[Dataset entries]
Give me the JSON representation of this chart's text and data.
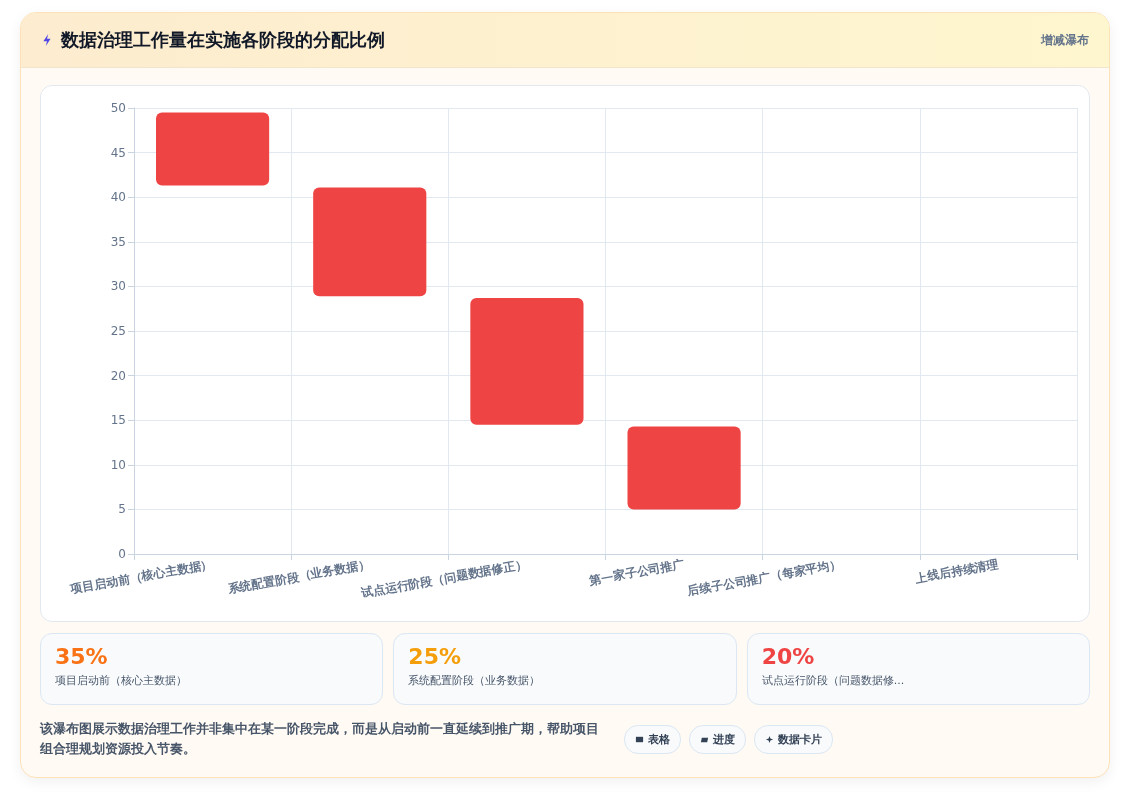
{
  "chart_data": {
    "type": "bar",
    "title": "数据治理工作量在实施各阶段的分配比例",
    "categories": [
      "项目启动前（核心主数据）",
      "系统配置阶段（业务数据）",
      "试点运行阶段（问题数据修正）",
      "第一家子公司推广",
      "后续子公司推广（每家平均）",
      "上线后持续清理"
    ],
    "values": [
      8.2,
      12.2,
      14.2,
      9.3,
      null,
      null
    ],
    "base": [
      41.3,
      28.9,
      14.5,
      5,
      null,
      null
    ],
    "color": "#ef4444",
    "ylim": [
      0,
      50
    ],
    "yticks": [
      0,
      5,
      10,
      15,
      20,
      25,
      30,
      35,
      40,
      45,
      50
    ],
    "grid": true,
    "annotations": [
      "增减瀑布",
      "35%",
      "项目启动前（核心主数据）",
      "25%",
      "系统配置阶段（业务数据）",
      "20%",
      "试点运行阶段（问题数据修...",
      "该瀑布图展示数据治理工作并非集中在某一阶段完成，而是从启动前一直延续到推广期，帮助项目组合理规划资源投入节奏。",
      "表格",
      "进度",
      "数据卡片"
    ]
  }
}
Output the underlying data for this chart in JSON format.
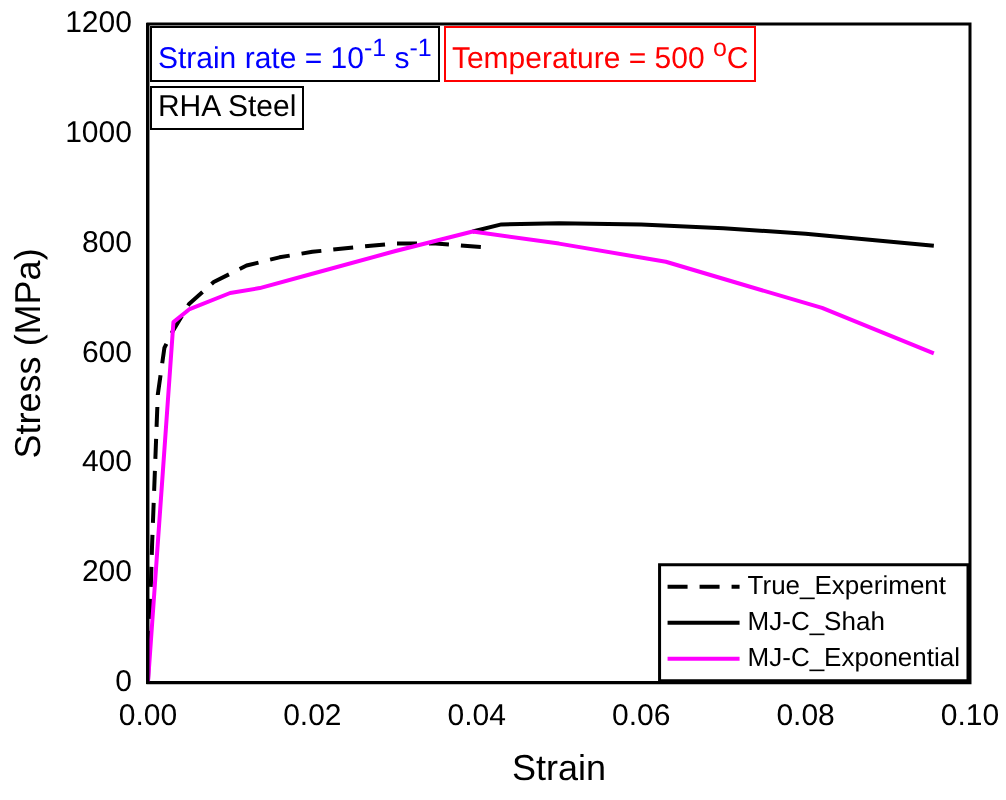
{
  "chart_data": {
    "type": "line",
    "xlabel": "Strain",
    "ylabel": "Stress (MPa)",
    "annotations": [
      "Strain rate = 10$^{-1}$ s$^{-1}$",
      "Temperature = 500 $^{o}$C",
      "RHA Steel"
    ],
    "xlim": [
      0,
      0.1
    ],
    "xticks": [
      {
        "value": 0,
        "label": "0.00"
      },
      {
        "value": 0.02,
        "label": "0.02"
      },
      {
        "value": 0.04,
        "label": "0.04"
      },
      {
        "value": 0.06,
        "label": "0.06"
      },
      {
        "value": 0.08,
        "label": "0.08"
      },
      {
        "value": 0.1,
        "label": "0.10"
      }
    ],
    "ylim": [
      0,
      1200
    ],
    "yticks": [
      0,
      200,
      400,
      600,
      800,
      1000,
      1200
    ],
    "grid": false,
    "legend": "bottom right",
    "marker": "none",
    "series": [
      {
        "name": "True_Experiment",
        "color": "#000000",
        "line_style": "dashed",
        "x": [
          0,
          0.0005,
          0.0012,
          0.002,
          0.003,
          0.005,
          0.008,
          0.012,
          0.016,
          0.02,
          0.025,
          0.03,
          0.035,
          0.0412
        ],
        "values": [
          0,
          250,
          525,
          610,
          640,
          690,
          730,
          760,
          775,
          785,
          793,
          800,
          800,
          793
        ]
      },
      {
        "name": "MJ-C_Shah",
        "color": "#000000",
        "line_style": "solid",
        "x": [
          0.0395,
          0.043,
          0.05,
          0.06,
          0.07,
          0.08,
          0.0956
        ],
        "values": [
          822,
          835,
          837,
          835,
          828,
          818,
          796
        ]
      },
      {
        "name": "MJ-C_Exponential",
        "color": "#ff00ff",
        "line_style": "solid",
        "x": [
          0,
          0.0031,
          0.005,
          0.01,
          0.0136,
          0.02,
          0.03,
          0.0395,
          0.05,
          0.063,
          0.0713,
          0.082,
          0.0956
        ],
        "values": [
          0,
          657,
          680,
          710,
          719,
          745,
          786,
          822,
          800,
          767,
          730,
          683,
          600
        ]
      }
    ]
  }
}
--
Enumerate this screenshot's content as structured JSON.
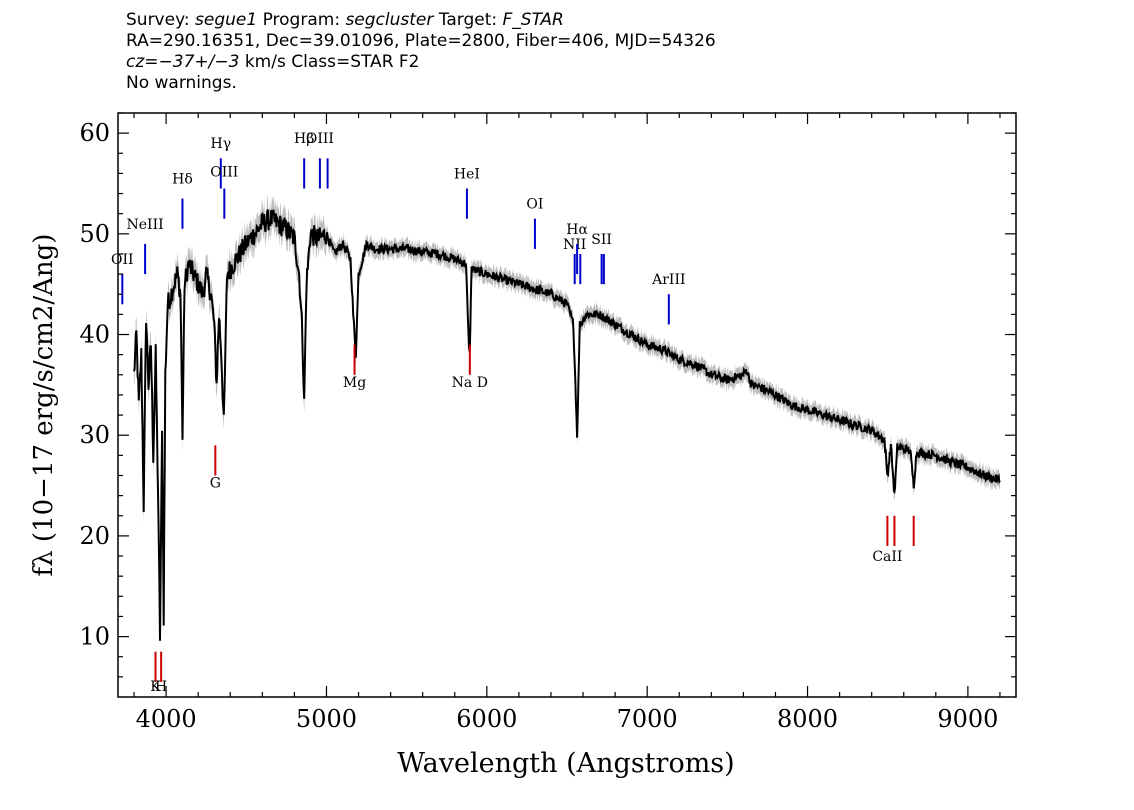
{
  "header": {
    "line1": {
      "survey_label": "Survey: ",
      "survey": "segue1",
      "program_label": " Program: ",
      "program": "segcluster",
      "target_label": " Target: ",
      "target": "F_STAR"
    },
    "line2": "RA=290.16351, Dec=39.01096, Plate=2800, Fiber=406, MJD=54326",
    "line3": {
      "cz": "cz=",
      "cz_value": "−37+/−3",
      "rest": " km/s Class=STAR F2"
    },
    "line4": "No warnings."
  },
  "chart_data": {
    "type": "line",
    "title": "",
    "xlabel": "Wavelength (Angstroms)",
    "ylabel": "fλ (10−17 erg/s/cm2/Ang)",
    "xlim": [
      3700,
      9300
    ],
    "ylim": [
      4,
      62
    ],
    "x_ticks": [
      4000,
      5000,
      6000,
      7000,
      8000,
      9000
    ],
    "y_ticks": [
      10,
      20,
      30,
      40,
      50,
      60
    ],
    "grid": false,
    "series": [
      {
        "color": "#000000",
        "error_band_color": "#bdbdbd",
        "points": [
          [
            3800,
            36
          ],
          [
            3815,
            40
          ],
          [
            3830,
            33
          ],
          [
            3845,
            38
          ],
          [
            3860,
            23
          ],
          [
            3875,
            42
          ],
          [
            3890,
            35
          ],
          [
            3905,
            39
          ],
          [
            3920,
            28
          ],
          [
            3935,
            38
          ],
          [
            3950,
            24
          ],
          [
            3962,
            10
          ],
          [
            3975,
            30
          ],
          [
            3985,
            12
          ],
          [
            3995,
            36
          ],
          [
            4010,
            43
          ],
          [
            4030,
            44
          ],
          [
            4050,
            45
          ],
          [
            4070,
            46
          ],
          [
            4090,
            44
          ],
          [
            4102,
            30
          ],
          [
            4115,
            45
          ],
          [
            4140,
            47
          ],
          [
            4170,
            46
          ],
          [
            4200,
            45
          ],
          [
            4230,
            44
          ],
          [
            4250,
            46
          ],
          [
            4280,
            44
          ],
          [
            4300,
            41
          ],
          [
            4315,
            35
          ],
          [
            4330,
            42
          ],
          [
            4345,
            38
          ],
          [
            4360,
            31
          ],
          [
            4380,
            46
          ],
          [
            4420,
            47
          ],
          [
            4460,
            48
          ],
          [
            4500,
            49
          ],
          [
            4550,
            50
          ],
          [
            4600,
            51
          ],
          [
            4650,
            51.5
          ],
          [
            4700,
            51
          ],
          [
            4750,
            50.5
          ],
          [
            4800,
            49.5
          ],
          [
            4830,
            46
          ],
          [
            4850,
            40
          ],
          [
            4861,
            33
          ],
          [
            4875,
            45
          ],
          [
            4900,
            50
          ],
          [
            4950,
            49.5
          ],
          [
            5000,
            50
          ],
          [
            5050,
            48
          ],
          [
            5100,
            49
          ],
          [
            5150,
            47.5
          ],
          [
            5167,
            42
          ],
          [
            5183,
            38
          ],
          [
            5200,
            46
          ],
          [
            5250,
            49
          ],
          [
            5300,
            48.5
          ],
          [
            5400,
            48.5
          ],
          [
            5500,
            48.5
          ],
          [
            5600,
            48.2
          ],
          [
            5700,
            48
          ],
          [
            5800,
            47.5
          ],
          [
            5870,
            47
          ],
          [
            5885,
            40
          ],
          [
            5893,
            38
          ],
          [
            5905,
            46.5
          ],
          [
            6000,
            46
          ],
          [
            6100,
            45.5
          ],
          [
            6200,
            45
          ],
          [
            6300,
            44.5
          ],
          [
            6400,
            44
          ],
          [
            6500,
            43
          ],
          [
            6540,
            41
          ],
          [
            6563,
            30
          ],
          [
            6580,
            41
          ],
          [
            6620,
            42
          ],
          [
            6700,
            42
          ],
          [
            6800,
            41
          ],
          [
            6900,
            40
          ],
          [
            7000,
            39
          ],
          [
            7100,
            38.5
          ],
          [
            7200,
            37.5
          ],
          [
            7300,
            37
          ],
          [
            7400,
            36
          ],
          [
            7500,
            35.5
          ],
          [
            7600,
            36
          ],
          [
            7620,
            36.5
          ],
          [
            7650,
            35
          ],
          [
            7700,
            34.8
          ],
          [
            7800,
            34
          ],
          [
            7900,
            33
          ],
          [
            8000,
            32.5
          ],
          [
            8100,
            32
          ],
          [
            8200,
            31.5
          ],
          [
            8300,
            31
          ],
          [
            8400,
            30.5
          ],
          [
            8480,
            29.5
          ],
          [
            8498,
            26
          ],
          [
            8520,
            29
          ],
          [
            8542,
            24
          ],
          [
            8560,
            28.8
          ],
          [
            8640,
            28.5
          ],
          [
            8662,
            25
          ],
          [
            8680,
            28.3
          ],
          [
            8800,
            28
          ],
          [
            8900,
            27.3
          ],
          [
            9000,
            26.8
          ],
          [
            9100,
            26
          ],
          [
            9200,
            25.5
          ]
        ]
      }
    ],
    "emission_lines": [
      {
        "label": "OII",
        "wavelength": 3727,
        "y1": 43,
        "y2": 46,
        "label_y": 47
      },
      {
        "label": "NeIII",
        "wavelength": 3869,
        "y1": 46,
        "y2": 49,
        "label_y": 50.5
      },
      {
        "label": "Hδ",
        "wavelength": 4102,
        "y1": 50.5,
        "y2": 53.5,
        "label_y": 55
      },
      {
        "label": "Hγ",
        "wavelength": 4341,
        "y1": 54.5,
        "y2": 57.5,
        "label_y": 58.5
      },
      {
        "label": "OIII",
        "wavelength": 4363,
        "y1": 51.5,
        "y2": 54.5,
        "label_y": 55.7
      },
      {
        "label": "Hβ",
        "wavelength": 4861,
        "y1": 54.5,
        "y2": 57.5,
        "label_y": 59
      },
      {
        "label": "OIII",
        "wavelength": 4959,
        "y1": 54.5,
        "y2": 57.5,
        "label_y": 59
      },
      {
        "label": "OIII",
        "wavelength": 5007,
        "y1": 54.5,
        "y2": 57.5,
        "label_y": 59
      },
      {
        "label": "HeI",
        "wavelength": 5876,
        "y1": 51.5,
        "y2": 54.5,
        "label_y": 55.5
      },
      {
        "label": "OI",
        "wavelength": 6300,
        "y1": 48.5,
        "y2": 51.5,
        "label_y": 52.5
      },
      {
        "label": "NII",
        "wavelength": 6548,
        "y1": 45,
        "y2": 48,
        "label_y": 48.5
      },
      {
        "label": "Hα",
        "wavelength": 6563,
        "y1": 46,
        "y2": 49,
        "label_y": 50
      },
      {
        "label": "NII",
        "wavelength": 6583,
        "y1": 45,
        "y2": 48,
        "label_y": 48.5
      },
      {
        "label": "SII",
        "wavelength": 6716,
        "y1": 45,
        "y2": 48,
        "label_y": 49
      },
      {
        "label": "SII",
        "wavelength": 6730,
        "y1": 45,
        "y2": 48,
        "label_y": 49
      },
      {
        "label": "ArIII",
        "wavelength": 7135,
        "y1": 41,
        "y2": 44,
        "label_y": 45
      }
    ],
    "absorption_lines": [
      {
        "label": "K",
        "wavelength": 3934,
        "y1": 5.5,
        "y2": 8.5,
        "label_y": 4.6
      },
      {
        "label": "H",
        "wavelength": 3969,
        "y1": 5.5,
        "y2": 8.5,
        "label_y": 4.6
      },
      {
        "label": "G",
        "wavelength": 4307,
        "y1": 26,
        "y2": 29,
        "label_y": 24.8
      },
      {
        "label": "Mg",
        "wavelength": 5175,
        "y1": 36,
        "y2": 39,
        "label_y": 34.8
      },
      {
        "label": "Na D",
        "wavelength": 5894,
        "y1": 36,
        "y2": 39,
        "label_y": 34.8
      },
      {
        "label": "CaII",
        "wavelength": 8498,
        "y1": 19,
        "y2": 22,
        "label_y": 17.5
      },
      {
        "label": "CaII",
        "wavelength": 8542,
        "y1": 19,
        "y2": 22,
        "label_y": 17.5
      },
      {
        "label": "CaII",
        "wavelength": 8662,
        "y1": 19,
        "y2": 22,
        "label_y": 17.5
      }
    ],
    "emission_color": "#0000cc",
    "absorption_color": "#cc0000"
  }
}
...
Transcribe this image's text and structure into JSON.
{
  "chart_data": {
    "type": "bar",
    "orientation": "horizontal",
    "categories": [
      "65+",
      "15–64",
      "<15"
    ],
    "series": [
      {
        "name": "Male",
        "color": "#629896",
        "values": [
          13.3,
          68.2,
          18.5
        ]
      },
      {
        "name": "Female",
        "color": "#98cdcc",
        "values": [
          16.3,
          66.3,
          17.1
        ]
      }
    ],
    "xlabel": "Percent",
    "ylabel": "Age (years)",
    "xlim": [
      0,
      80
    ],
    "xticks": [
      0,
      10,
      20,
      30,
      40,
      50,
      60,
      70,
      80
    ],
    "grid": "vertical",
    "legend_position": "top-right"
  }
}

• [Directions for this task]: Compute how many lines include the string "xlabel", then give that number by itself.

• [Reply]: 3